DIRECTIONS
The data below should be printed in full, exactly, and without any of its images.

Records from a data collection
___

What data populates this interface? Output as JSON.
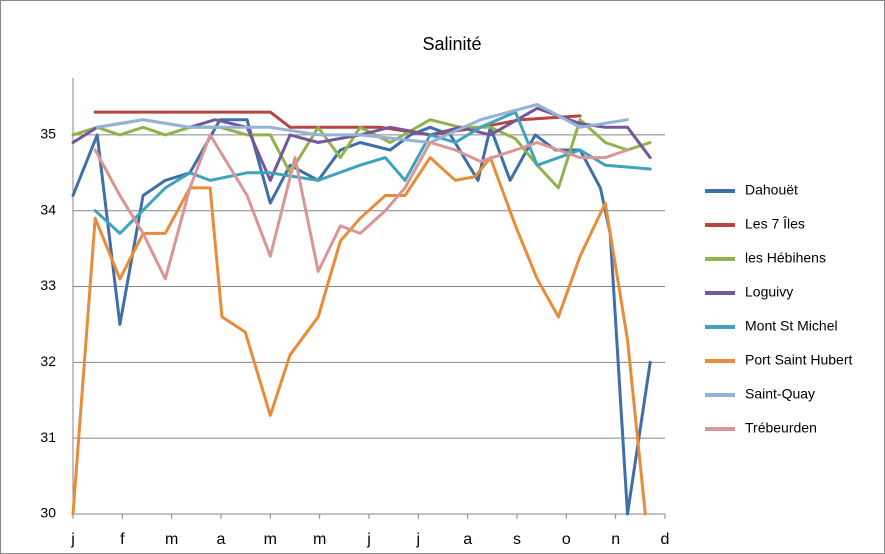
{
  "chart_data": {
    "type": "line",
    "title": "Salinité",
    "xlim": [
      0,
      12
    ],
    "xticks": [
      {
        "value": 0,
        "label": "j"
      },
      {
        "value": 1,
        "label": "f"
      },
      {
        "value": 2,
        "label": "m"
      },
      {
        "value": 3,
        "label": "a"
      },
      {
        "value": 4,
        "label": "m"
      },
      {
        "value": 5,
        "label": "m"
      },
      {
        "value": 6,
        "label": "j"
      },
      {
        "value": 7,
        "label": "j"
      },
      {
        "value": 8,
        "label": "a"
      },
      {
        "value": 9,
        "label": "s"
      },
      {
        "value": 10,
        "label": "o"
      },
      {
        "value": 11,
        "label": "n"
      },
      {
        "value": 12,
        "label": "d"
      }
    ],
    "ylim": [
      30,
      35.75
    ],
    "yticks": [
      30,
      31,
      32,
      33,
      34,
      35
    ],
    "grid": true,
    "legend": "right",
    "series": [
      {
        "name": "Dahouët",
        "color": "#3f6fa8",
        "x": [
          0,
          0.49,
          0.95,
          1.42,
          1.87,
          2.37,
          2.98,
          3.53,
          4.0,
          4.4,
          4.97,
          5.42,
          5.82,
          6.43,
          6.84,
          7.24,
          7.65,
          8.21,
          8.46,
          8.86,
          9.37,
          9.78,
          10.28,
          10.69,
          10.89,
          11.24,
          11.7
        ],
        "values": [
          34.2,
          35.0,
          32.5,
          34.2,
          34.4,
          34.5,
          35.2,
          35.2,
          34.1,
          34.6,
          34.4,
          34.8,
          34.9,
          34.8,
          35.0,
          35.1,
          35.0,
          34.4,
          35.1,
          34.4,
          35.0,
          34.8,
          34.8,
          34.3,
          33.7,
          30.0,
          32.0
        ]
      },
      {
        "name": "Les 7 Îles",
        "color": "#b94441",
        "x": [
          0.45,
          4.0,
          4.4,
          6.23,
          7.24,
          8.26,
          9.07,
          10.28
        ],
        "values": [
          35.3,
          35.3,
          35.1,
          35.1,
          35.0,
          35.1,
          35.2,
          35.25
        ]
      },
      {
        "name": "les Hébihens",
        "color": "#92b24c",
        "x": [
          0,
          0.49,
          0.95,
          1.42,
          1.87,
          2.37,
          2.98,
          3.53,
          4.0,
          4.4,
          4.97,
          5.42,
          5.82,
          6.43,
          7.24,
          7.85,
          8.46,
          8.97,
          9.41,
          9.84,
          10.28,
          10.79,
          11.24,
          11.7
        ],
        "values": [
          35.0,
          35.1,
          35.0,
          35.1,
          35.0,
          35.1,
          35.1,
          35.0,
          35.0,
          34.5,
          35.1,
          34.7,
          35.1,
          34.9,
          35.2,
          35.1,
          35.1,
          34.95,
          34.6,
          34.3,
          35.2,
          34.9,
          34.8,
          34.9
        ]
      },
      {
        "name": "Loguivy",
        "color": "#74589a",
        "x": [
          0,
          0.49,
          1.42,
          2.37,
          2.88,
          3.53,
          4.0,
          4.4,
          4.97,
          5.82,
          6.43,
          7.24,
          7.85,
          8.46,
          9.41,
          10.28,
          10.79,
          11.24,
          11.7
        ],
        "values": [
          34.9,
          35.1,
          35.2,
          35.1,
          35.2,
          35.1,
          34.4,
          35.0,
          34.9,
          35.0,
          35.1,
          35.0,
          35.1,
          35.0,
          35.35,
          35.15,
          35.1,
          35.1,
          34.7
        ]
      },
      {
        "name": "Mont St Michel",
        "color": "#3fa3bd",
        "x": [
          0.45,
          0.95,
          1.87,
          2.37,
          2.78,
          3.53,
          4.0,
          4.97,
          5.82,
          6.33,
          6.73,
          7.24,
          7.75,
          8.26,
          8.97,
          9.41,
          10.28,
          10.79,
          11.7
        ],
        "values": [
          34.0,
          33.7,
          34.3,
          34.5,
          34.4,
          34.5,
          34.5,
          34.4,
          34.6,
          34.7,
          34.4,
          35.0,
          34.9,
          35.1,
          35.3,
          34.6,
          34.8,
          34.6,
          34.55
        ]
      },
      {
        "name": "Port Saint Hubert",
        "color": "#e98c3a",
        "x": [
          0,
          0.45,
          0.95,
          1.42,
          1.87,
          2.37,
          2.78,
          3.02,
          3.49,
          4.0,
          4.4,
          4.97,
          5.42,
          5.82,
          6.33,
          6.73,
          7.24,
          7.75,
          8.15,
          8.46,
          8.97,
          9.41,
          9.84,
          10.28,
          10.79,
          11.24,
          11.6
        ],
        "values": [
          30.0,
          33.9,
          33.1,
          33.7,
          33.7,
          34.3,
          34.3,
          32.6,
          32.4,
          31.3,
          32.1,
          32.6,
          33.6,
          33.9,
          34.2,
          34.2,
          34.7,
          34.4,
          34.45,
          34.7,
          33.8,
          33.1,
          32.6,
          33.4,
          34.1,
          32.3,
          30.0
        ]
      },
      {
        "name": "Saint-Quay",
        "color": "#95b3d7",
        "x": [
          0.49,
          1.42,
          2.37,
          4.0,
          4.97,
          5.82,
          7.24,
          8.26,
          9.41,
          10.28,
          11.24
        ],
        "values": [
          35.1,
          35.2,
          35.1,
          35.1,
          35.0,
          35.0,
          34.9,
          35.2,
          35.4,
          35.1,
          35.2
        ]
      },
      {
        "name": "Trébeurden",
        "color": "#d99694",
        "x": [
          0.45,
          0.95,
          1.42,
          1.87,
          2.37,
          2.78,
          3.53,
          4.0,
          4.5,
          4.97,
          5.42,
          5.82,
          6.33,
          6.73,
          7.24,
          7.75,
          8.26,
          8.97,
          9.41,
          10.28,
          10.79,
          11.24
        ],
        "values": [
          34.8,
          34.2,
          33.7,
          33.1,
          34.3,
          35.0,
          34.2,
          33.4,
          34.7,
          33.2,
          33.8,
          33.7,
          34.0,
          34.3,
          34.9,
          34.8,
          34.65,
          34.8,
          34.9,
          34.7,
          34.7,
          34.8
        ]
      }
    ]
  }
}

___

OUTPUT FOR THIS EXERCISE
What data populates this interface? Output as JSON.
{
  "chart_data": {
    "type": "line",
    "title": "Salinité",
    "xlim": [
      0,
      12
    ],
    "xticks": [
      {
        "value": 0,
        "label": "j"
      },
      {
        "value": 1,
        "label": "f"
      },
      {
        "value": 2,
        "label": "m"
      },
      {
        "value": 3,
        "label": "a"
      },
      {
        "value": 4,
        "label": "m"
      },
      {
        "value": 5,
        "label": "m"
      },
      {
        "value": 6,
        "label": "j"
      },
      {
        "value": 7,
        "label": "j"
      },
      {
        "value": 8,
        "label": "a"
      },
      {
        "value": 9,
        "label": "s"
      },
      {
        "value": 10,
        "label": "o"
      },
      {
        "value": 11,
        "label": "n"
      },
      {
        "value": 12,
        "label": "d"
      }
    ],
    "ylim": [
      30,
      35.75
    ],
    "yticks": [
      30,
      31,
      32,
      33,
      34,
      35
    ],
    "grid": true,
    "legend": "right",
    "series": [
      {
        "name": "Dahouët",
        "color": "#3f6fa8",
        "x": [
          0,
          0.49,
          0.95,
          1.42,
          1.87,
          2.37,
          2.98,
          3.53,
          4.0,
          4.4,
          4.97,
          5.42,
          5.82,
          6.43,
          6.84,
          7.24,
          7.65,
          8.21,
          8.46,
          8.86,
          9.37,
          9.78,
          10.28,
          10.69,
          10.89,
          11.24,
          11.7
        ],
        "values": [
          34.2,
          35.0,
          32.5,
          34.2,
          34.4,
          34.5,
          35.2,
          35.2,
          34.1,
          34.6,
          34.4,
          34.8,
          34.9,
          34.8,
          35.0,
          35.1,
          35.0,
          34.4,
          35.1,
          34.4,
          35.0,
          34.8,
          34.8,
          34.3,
          33.7,
          30.0,
          32.0
        ]
      },
      {
        "name": "Les 7 Îles",
        "color": "#b94441",
        "x": [
          0.45,
          4.0,
          4.4,
          6.23,
          7.24,
          8.26,
          9.07,
          10.28
        ],
        "values": [
          35.3,
          35.3,
          35.1,
          35.1,
          35.0,
          35.1,
          35.2,
          35.25
        ]
      },
      {
        "name": "les Hébihens",
        "color": "#92b24c",
        "x": [
          0,
          0.49,
          0.95,
          1.42,
          1.87,
          2.37,
          2.98,
          3.53,
          4.0,
          4.4,
          4.97,
          5.42,
          5.82,
          6.43,
          7.24,
          7.85,
          8.46,
          8.97,
          9.41,
          9.84,
          10.28,
          10.79,
          11.24,
          11.7
        ],
        "values": [
          35.0,
          35.1,
          35.0,
          35.1,
          35.0,
          35.1,
          35.1,
          35.0,
          35.0,
          34.5,
          35.1,
          34.7,
          35.1,
          34.9,
          35.2,
          35.1,
          35.1,
          34.95,
          34.6,
          34.3,
          35.2,
          34.9,
          34.8,
          34.9
        ]
      },
      {
        "name": "Loguivy",
        "color": "#74589a",
        "x": [
          0,
          0.49,
          1.42,
          2.37,
          2.88,
          3.53,
          4.0,
          4.4,
          4.97,
          5.82,
          6.43,
          7.24,
          7.85,
          8.46,
          9.41,
          10.28,
          10.79,
          11.24,
          11.7
        ],
        "values": [
          34.9,
          35.1,
          35.2,
          35.1,
          35.2,
          35.1,
          34.4,
          35.0,
          34.9,
          35.0,
          35.1,
          35.0,
          35.1,
          35.0,
          35.35,
          35.15,
          35.1,
          35.1,
          34.7
        ]
      },
      {
        "name": "Mont St Michel",
        "color": "#3fa3bd",
        "x": [
          0.45,
          0.95,
          1.87,
          2.37,
          2.78,
          3.53,
          4.0,
          4.97,
          5.82,
          6.33,
          6.73,
          7.24,
          7.75,
          8.26,
          8.97,
          9.41,
          10.28,
          10.79,
          11.7
        ],
        "values": [
          34.0,
          33.7,
          34.3,
          34.5,
          34.4,
          34.5,
          34.5,
          34.4,
          34.6,
          34.7,
          34.4,
          35.0,
          34.9,
          35.1,
          35.3,
          34.6,
          34.8,
          34.6,
          34.55
        ]
      },
      {
        "name": "Port Saint Hubert",
        "color": "#e98c3a",
        "x": [
          0,
          0.45,
          0.95,
          1.42,
          1.87,
          2.37,
          2.78,
          3.02,
          3.49,
          4.0,
          4.4,
          4.97,
          5.42,
          5.82,
          6.33,
          6.73,
          7.24,
          7.75,
          8.15,
          8.46,
          8.97,
          9.41,
          9.84,
          10.28,
          10.79,
          11.24,
          11.6
        ],
        "values": [
          30.0,
          33.9,
          33.1,
          33.7,
          33.7,
          34.3,
          34.3,
          32.6,
          32.4,
          31.3,
          32.1,
          32.6,
          33.6,
          33.9,
          34.2,
          34.2,
          34.7,
          34.4,
          34.45,
          34.7,
          33.8,
          33.1,
          32.6,
          33.4,
          34.1,
          32.3,
          30.0
        ]
      },
      {
        "name": "Saint-Quay",
        "color": "#95b3d7",
        "x": [
          0.49,
          1.42,
          2.37,
          4.0,
          4.97,
          5.82,
          7.24,
          8.26,
          9.41,
          10.28,
          11.24
        ],
        "values": [
          35.1,
          35.2,
          35.1,
          35.1,
          35.0,
          35.0,
          34.9,
          35.2,
          35.4,
          35.1,
          35.2
        ]
      },
      {
        "name": "Trébeurden",
        "color": "#d99694",
        "x": [
          0.45,
          0.95,
          1.42,
          1.87,
          2.37,
          2.78,
          3.53,
          4.0,
          4.5,
          4.97,
          5.42,
          5.82,
          6.33,
          6.73,
          7.24,
          7.75,
          8.26,
          8.97,
          9.41,
          10.28,
          10.79,
          11.24
        ],
        "values": [
          34.8,
          34.2,
          33.7,
          33.1,
          34.3,
          35.0,
          34.2,
          33.4,
          34.7,
          33.2,
          33.8,
          33.7,
          34.0,
          34.3,
          34.9,
          34.8,
          34.65,
          34.8,
          34.9,
          34.7,
          34.7,
          34.8
        ]
      }
    ]
  }
}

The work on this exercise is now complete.